== Problem description ==
Look through the data and write out every line with the word "aprop" in it.

== Provided material ==
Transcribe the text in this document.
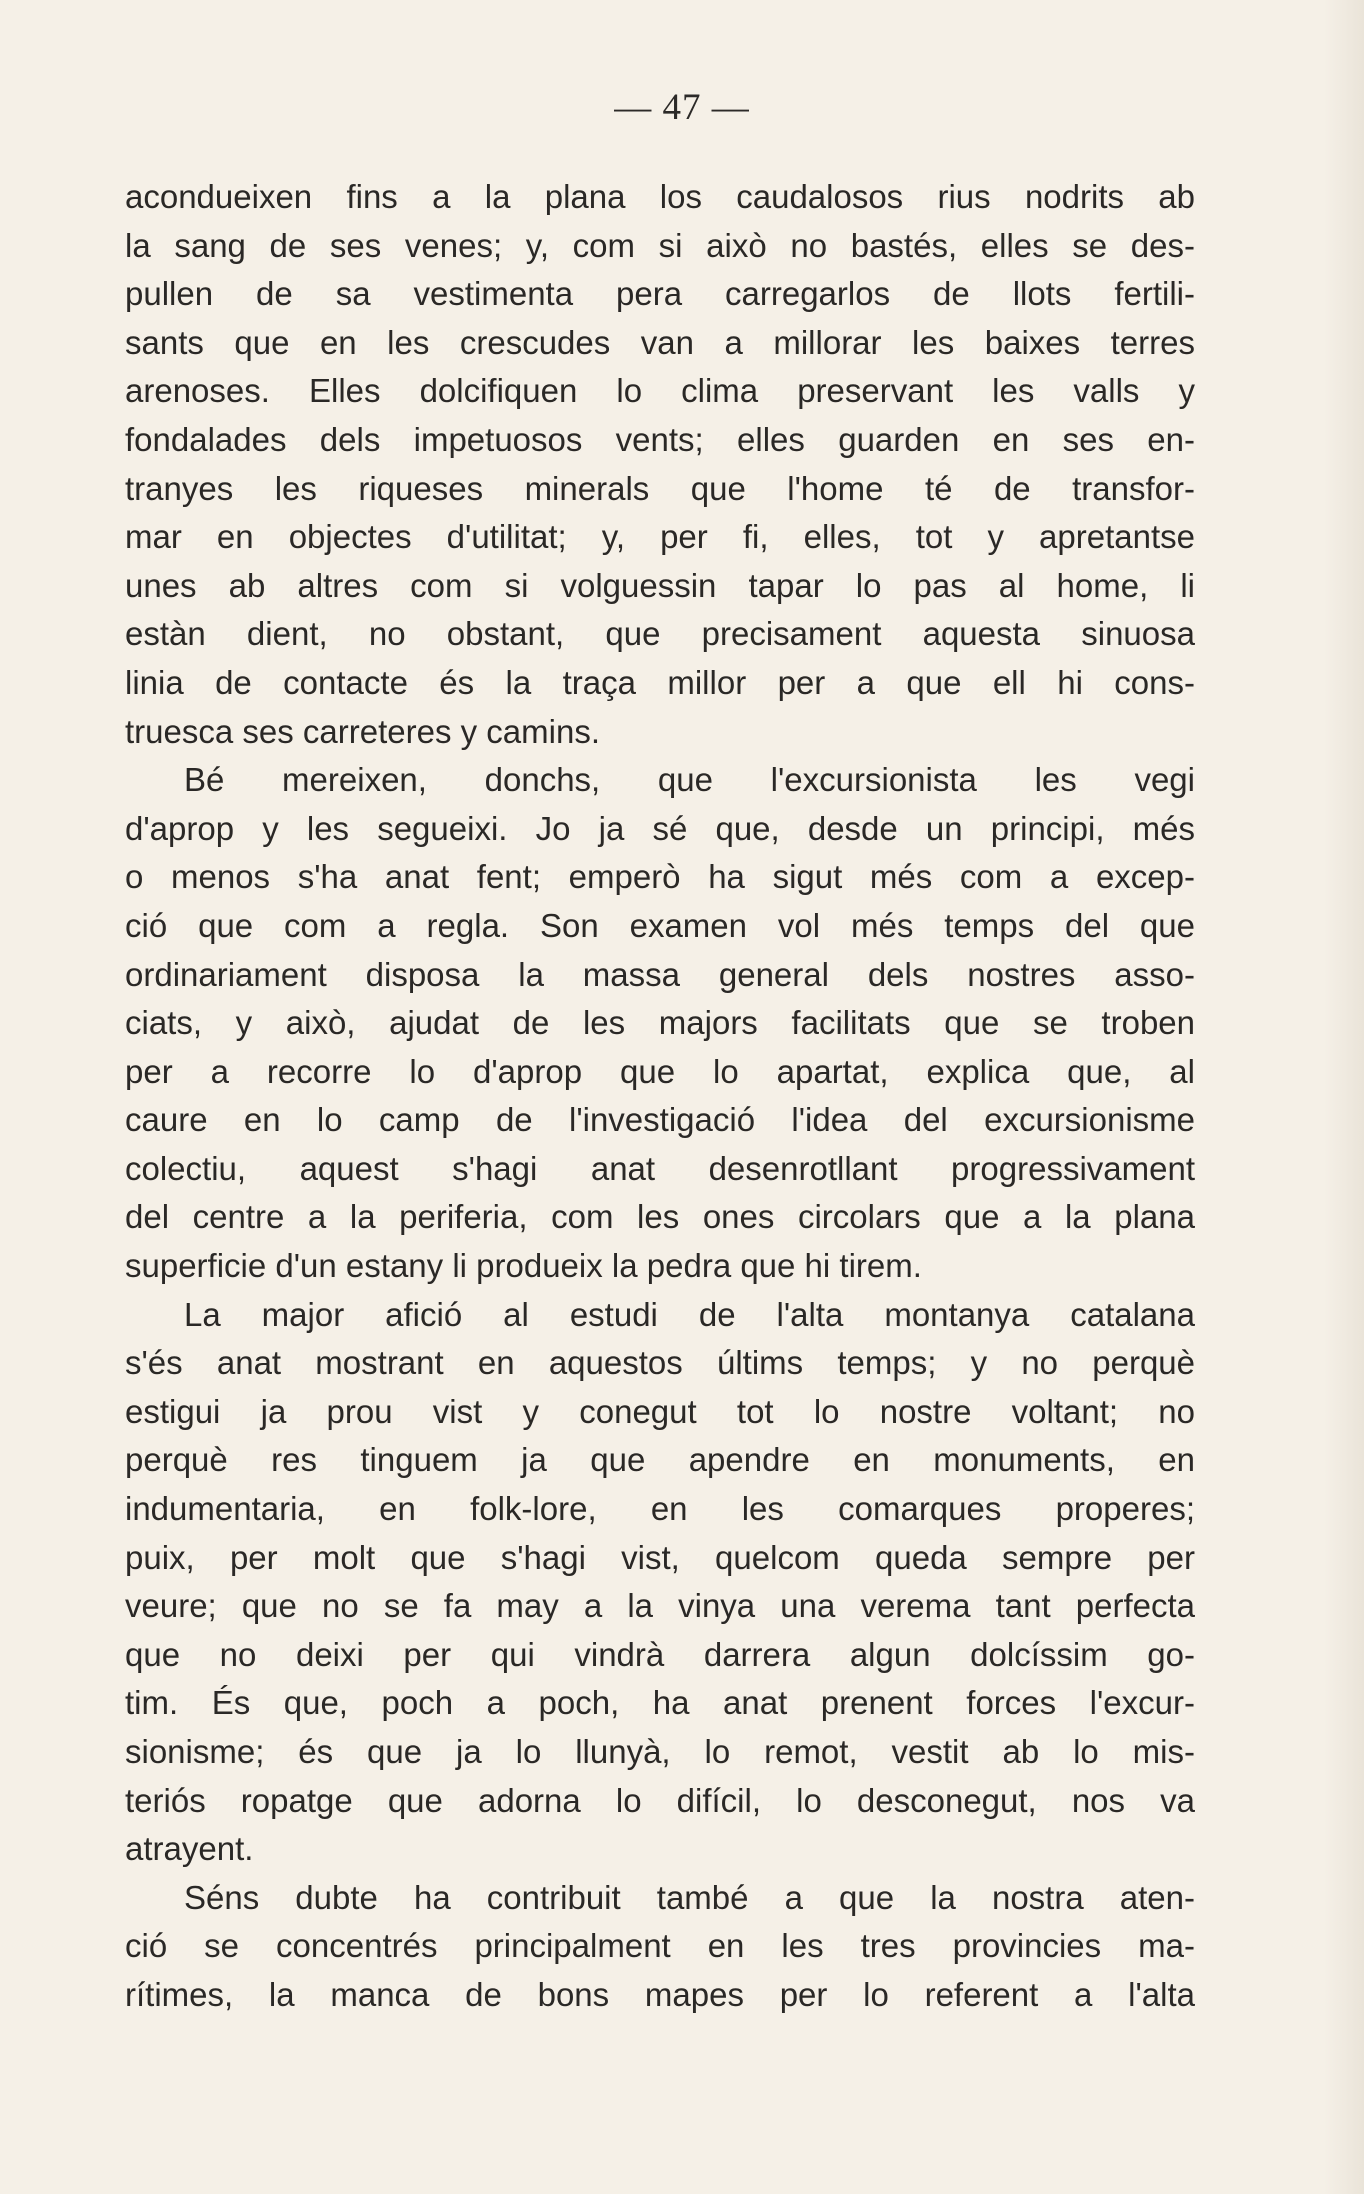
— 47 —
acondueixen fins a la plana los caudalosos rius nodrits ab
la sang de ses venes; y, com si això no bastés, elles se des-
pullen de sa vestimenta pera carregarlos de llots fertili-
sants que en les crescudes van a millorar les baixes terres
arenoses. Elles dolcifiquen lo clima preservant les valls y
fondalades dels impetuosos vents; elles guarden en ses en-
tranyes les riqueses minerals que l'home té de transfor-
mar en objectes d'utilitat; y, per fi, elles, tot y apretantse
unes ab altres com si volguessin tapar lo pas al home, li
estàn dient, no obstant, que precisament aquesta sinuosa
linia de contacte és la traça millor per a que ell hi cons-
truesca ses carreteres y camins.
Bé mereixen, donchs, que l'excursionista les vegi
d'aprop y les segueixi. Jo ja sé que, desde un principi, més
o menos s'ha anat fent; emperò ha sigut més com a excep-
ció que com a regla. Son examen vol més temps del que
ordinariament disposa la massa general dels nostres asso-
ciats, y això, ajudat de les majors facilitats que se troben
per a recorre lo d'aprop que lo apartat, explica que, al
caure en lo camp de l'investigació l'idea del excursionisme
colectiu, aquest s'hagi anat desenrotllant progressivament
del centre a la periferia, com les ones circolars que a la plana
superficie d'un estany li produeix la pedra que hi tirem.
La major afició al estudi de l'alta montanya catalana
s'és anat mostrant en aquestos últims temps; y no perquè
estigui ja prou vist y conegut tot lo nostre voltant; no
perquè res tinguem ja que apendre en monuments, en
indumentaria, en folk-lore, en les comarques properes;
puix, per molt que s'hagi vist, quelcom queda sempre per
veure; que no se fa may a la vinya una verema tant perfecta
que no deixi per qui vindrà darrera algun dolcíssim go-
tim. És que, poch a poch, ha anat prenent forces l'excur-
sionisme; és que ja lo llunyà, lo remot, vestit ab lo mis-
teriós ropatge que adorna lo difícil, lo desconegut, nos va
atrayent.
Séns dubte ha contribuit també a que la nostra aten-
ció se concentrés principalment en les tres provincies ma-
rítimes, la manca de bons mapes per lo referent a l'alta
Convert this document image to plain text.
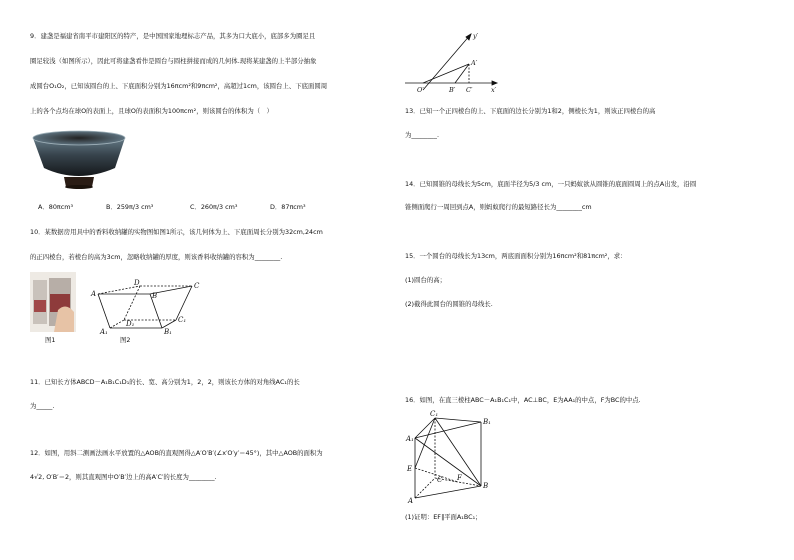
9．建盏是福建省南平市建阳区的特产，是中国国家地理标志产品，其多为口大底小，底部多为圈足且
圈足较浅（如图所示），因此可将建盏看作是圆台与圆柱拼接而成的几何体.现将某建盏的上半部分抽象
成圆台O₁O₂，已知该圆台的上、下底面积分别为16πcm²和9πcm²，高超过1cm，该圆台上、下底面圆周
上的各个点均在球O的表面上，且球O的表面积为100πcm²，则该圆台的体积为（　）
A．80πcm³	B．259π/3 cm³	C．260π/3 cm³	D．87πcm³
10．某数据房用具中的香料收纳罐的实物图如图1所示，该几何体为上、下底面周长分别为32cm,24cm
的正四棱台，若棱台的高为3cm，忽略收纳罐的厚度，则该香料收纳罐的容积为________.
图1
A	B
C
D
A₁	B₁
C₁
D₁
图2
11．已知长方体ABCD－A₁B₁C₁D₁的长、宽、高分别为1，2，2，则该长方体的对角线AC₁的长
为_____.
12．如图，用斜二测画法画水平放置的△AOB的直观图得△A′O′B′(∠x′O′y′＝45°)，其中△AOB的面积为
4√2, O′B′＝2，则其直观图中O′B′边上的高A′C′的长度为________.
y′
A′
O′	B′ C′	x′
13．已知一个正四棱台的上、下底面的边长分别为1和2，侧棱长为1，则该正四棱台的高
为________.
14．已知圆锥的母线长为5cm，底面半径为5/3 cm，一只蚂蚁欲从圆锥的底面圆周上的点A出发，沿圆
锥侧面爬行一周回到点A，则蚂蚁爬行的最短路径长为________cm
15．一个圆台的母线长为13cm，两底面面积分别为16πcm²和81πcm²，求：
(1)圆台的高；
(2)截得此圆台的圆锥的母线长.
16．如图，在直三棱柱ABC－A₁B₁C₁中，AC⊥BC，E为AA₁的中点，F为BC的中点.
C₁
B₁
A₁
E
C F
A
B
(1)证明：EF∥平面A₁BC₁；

---

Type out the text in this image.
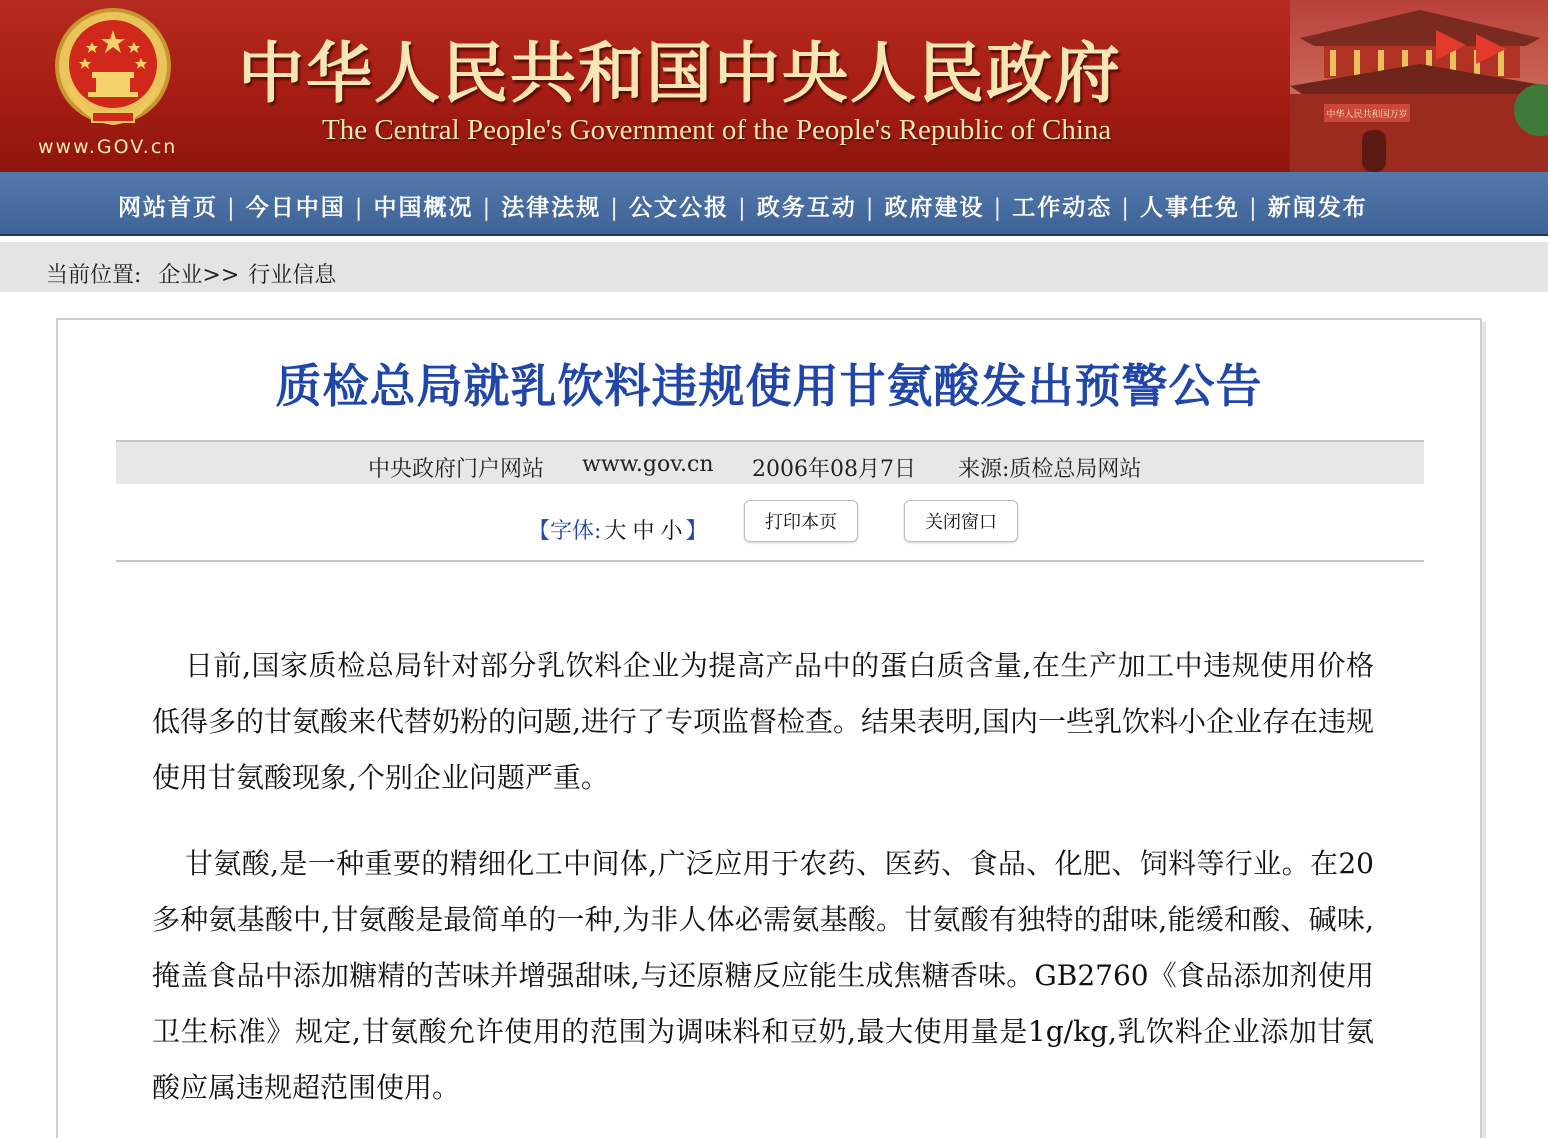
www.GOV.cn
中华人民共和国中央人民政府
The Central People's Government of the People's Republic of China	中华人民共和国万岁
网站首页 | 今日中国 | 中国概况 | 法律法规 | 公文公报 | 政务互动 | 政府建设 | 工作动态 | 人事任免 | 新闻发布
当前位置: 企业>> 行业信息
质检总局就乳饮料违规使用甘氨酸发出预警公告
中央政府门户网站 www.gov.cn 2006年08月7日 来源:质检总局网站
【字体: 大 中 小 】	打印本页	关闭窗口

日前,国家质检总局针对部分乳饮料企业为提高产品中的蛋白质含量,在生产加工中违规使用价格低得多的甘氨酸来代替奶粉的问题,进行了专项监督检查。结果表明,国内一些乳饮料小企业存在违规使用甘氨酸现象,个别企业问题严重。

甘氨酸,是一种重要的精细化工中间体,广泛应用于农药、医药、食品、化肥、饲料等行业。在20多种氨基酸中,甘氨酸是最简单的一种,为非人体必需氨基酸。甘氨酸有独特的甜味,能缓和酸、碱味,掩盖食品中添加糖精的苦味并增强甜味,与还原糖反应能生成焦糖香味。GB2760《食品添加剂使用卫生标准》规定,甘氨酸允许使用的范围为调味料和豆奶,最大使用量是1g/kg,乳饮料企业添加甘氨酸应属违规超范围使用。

== Answer to the task ==
d'aprop y les segueixi. Jo ja sé que, desde un principi, més
per a recorre lo d'aprop que lo apartat, explica que, al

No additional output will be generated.